___ STORED DATA

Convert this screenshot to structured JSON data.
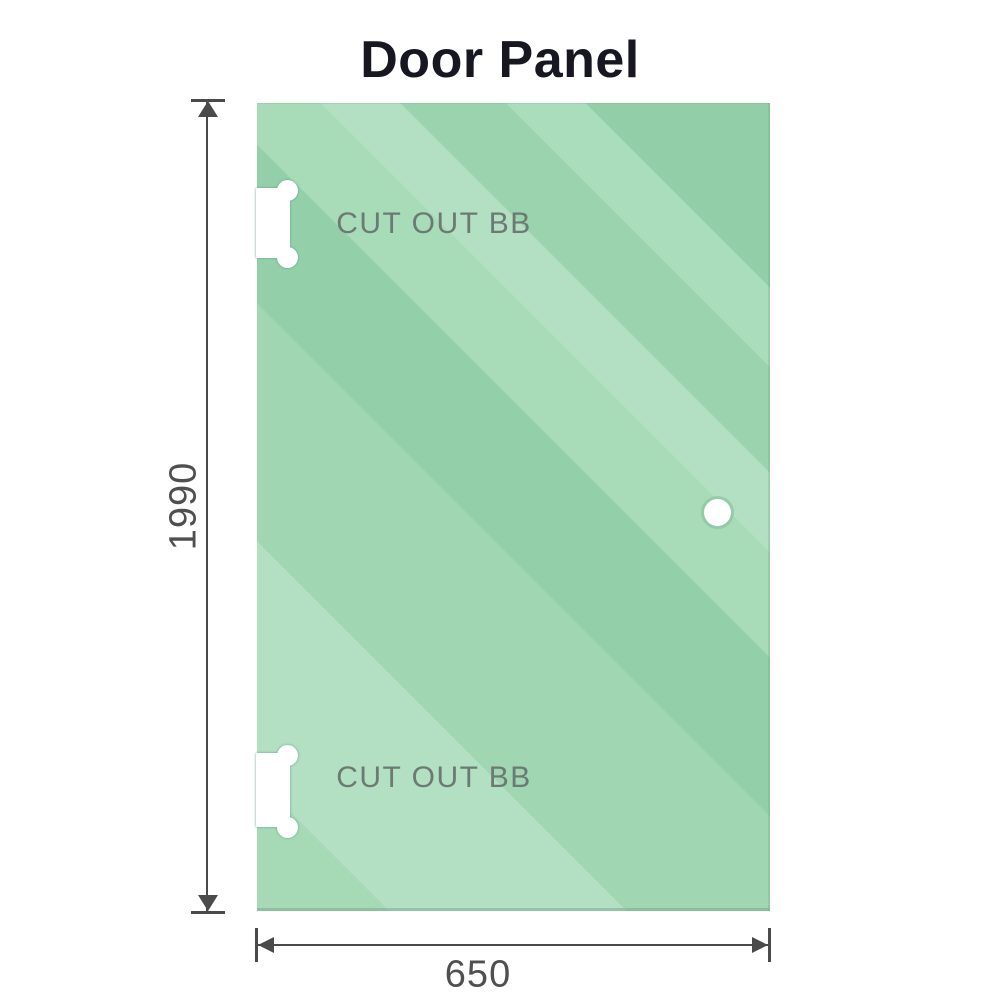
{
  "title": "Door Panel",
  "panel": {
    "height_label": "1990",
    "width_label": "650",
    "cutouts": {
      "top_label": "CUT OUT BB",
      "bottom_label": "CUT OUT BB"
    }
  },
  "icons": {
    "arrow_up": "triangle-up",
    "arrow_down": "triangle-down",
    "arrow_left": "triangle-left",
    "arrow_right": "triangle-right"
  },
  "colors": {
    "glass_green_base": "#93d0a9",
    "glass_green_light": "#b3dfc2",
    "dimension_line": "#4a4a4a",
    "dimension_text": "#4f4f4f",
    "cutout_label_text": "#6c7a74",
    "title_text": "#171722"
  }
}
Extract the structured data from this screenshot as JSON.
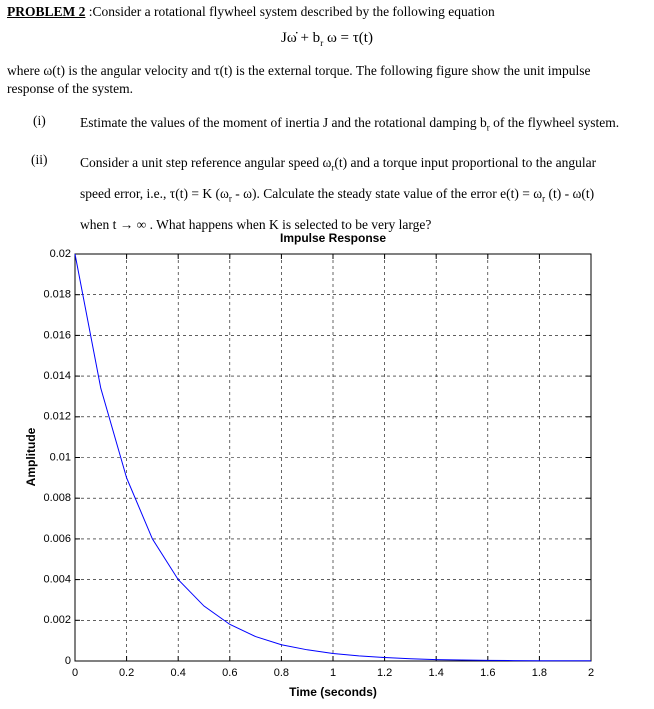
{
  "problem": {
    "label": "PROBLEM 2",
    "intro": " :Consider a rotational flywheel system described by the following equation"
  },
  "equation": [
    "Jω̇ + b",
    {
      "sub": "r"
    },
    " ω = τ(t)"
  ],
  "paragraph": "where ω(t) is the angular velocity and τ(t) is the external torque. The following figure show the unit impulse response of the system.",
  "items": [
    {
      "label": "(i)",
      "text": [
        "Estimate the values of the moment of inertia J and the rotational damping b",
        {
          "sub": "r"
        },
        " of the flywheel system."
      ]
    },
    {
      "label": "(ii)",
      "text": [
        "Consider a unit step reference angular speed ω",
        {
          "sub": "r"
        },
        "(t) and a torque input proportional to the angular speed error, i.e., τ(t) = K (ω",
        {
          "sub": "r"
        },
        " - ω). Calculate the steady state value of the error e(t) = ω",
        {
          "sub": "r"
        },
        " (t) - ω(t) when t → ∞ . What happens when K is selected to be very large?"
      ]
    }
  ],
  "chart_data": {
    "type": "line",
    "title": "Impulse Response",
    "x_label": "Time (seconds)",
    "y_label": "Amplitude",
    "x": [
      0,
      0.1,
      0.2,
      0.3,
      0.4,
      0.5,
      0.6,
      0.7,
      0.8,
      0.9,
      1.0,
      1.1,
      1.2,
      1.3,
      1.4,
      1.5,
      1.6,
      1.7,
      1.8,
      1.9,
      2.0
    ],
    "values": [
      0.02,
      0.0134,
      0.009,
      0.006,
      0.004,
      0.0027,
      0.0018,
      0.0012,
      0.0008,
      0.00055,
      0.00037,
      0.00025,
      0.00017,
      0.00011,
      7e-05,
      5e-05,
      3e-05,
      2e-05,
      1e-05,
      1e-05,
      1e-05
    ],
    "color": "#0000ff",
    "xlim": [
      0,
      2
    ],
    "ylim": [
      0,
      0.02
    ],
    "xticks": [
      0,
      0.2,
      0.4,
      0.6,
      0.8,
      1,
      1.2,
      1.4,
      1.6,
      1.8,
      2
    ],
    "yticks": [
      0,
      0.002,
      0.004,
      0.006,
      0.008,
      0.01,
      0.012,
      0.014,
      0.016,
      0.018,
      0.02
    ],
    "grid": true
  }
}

______
___ STORED DATA

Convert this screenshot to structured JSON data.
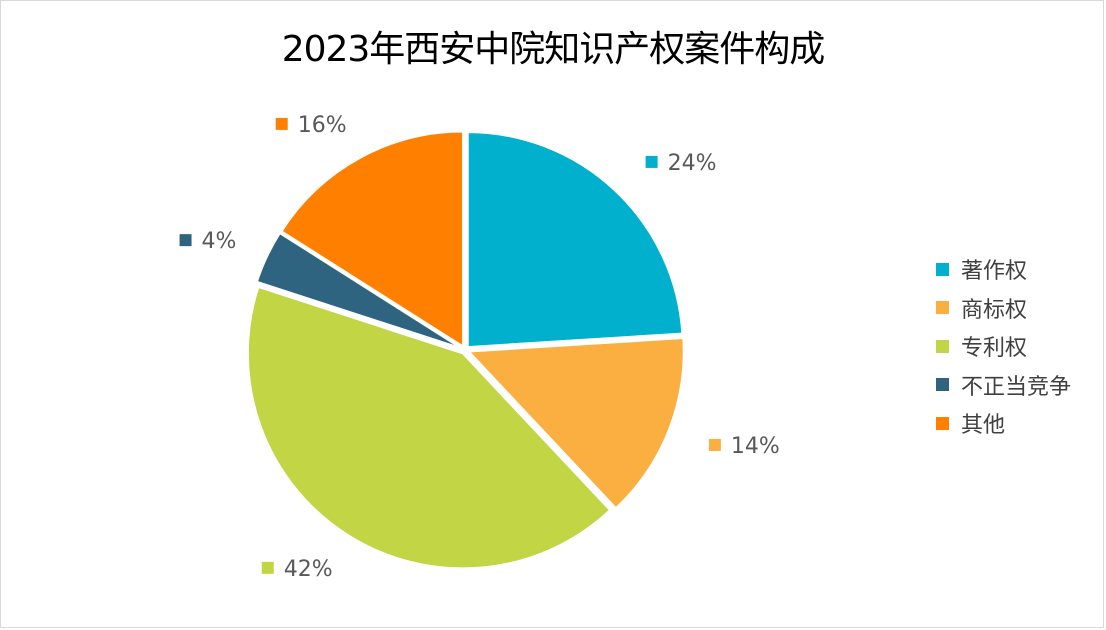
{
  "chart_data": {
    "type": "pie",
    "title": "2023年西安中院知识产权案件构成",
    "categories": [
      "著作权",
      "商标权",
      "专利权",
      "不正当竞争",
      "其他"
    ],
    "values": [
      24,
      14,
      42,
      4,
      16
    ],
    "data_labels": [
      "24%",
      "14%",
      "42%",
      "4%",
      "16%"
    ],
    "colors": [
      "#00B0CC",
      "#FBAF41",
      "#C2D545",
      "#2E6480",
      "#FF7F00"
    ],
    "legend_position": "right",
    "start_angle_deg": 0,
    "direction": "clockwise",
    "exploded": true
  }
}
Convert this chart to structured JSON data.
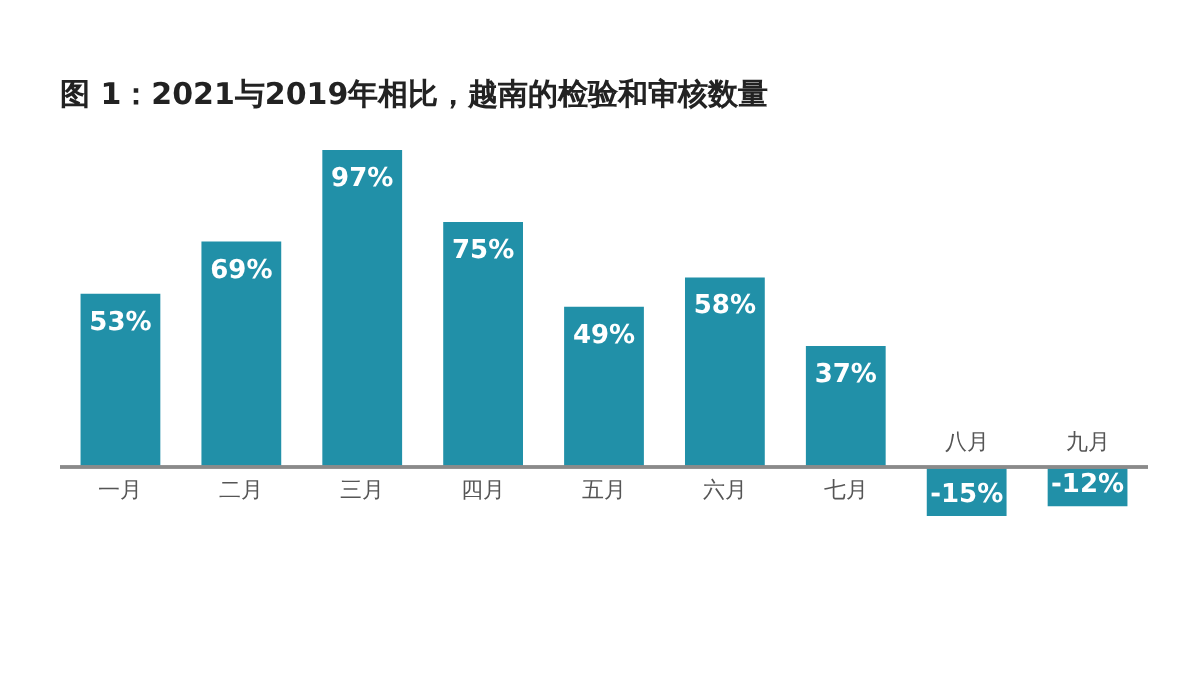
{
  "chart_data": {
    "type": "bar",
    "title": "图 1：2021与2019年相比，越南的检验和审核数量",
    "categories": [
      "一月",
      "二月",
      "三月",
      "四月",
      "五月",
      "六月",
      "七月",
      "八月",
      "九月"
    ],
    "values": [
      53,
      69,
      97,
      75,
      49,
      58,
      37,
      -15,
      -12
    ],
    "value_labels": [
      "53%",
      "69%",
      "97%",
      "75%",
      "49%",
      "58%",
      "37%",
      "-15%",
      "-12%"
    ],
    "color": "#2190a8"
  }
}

______
___ STORED DATA

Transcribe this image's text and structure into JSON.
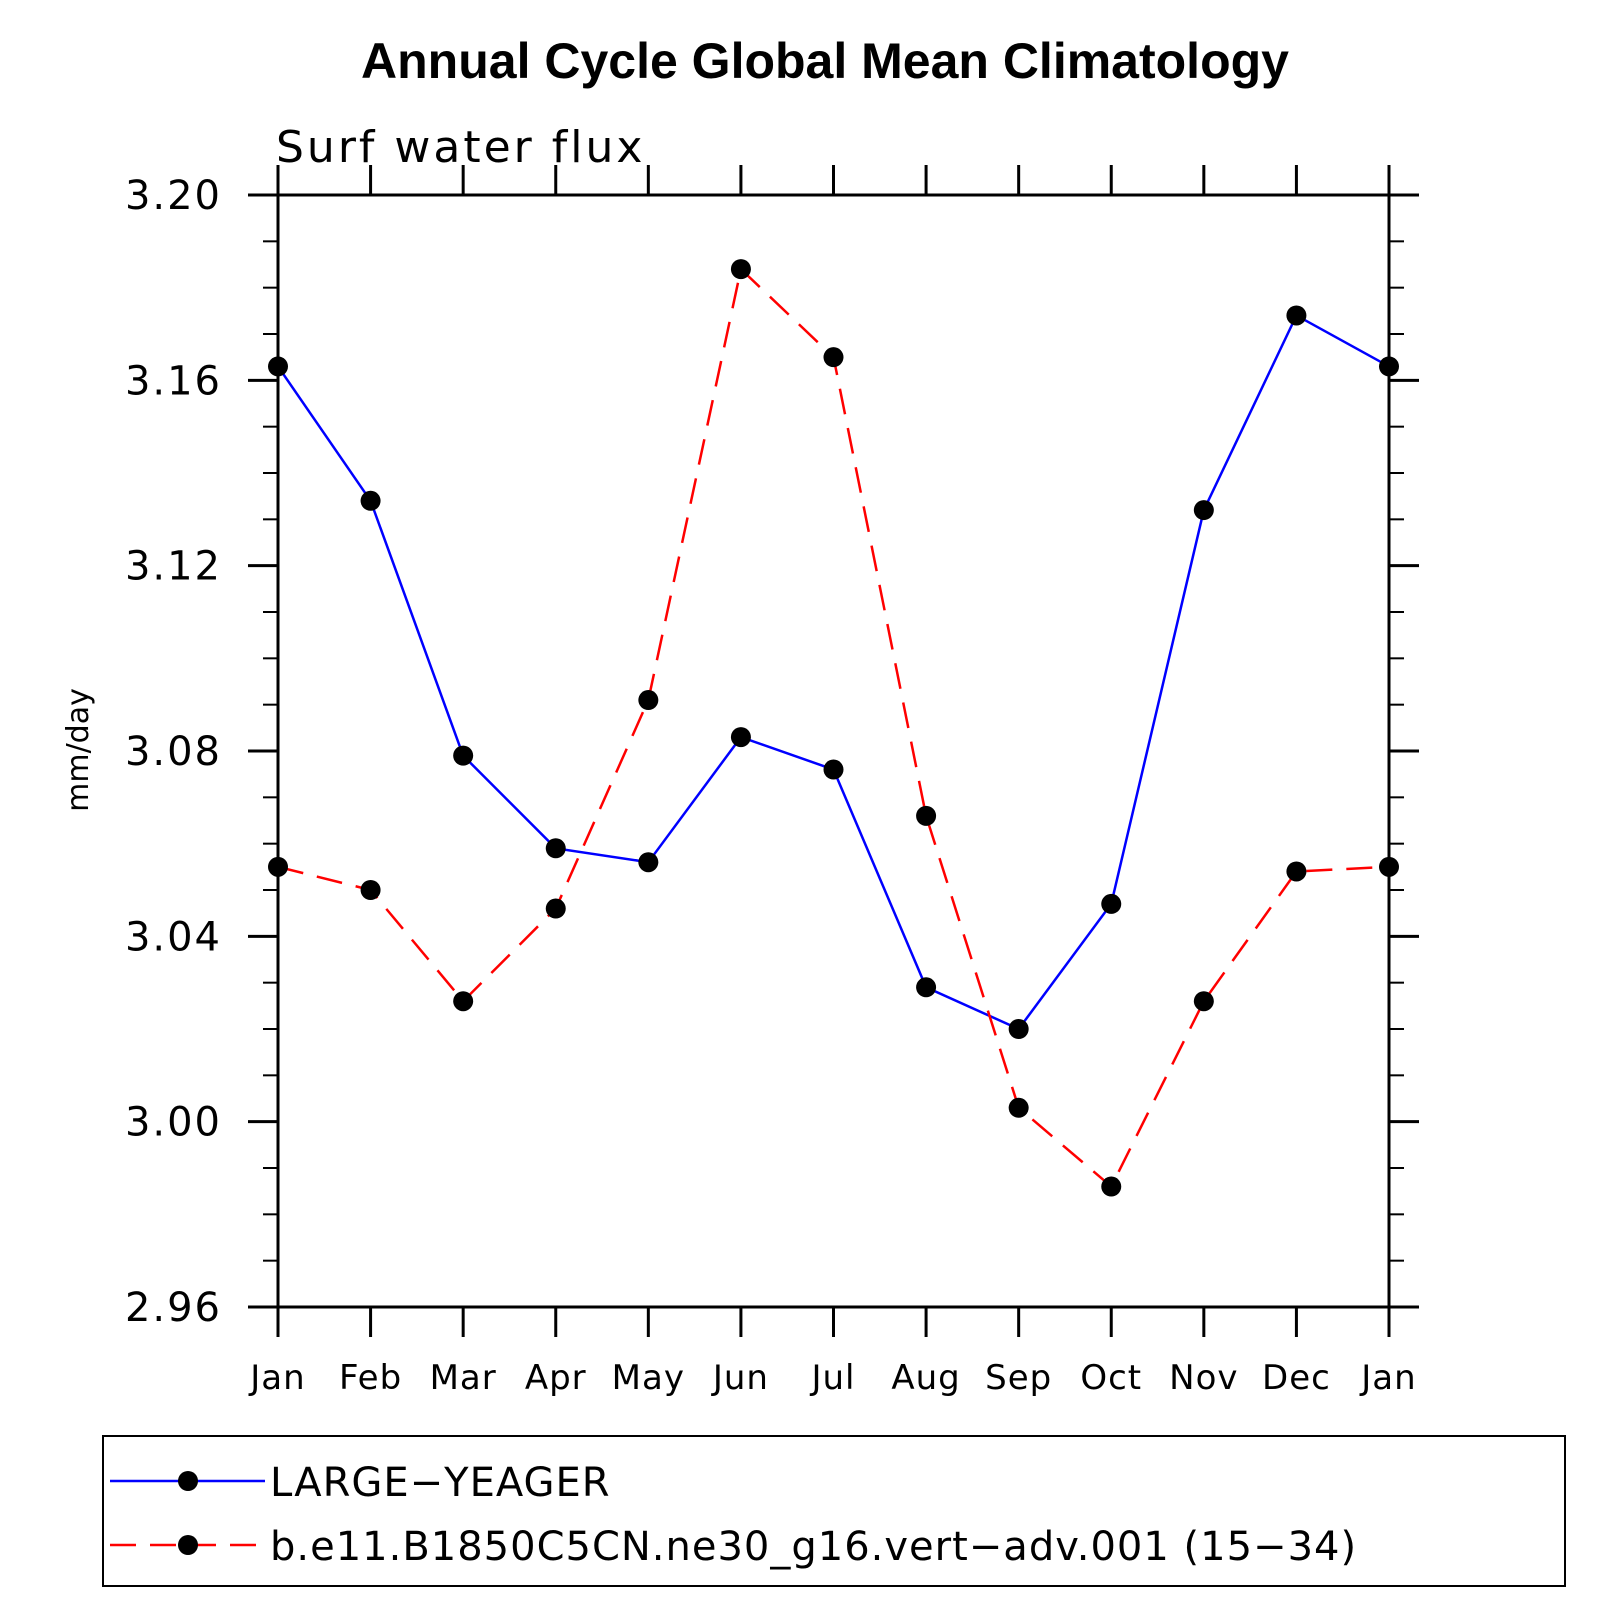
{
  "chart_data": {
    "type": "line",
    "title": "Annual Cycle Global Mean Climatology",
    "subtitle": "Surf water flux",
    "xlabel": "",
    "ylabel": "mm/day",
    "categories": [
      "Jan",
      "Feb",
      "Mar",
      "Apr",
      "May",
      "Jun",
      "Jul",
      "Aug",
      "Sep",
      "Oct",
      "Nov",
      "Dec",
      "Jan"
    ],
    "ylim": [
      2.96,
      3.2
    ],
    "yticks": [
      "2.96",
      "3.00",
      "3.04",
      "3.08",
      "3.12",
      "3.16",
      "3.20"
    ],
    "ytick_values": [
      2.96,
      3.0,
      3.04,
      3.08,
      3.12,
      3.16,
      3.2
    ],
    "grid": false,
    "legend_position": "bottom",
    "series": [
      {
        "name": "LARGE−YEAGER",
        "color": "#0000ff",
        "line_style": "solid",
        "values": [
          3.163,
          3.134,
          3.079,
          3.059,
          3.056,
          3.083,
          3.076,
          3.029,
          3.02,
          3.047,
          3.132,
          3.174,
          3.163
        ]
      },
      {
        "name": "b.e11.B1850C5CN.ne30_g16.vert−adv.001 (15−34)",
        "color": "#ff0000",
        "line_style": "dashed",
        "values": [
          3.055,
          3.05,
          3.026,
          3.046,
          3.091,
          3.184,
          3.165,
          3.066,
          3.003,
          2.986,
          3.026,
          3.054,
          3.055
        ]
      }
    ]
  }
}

______

Extract every line containing the string "error" from the data above.

        "(t) and a torque input proportional to the angular speed error, i.e., τ(t) = K (ω",
        " - ω). Calculate the steady state value of the error e(t) = ω",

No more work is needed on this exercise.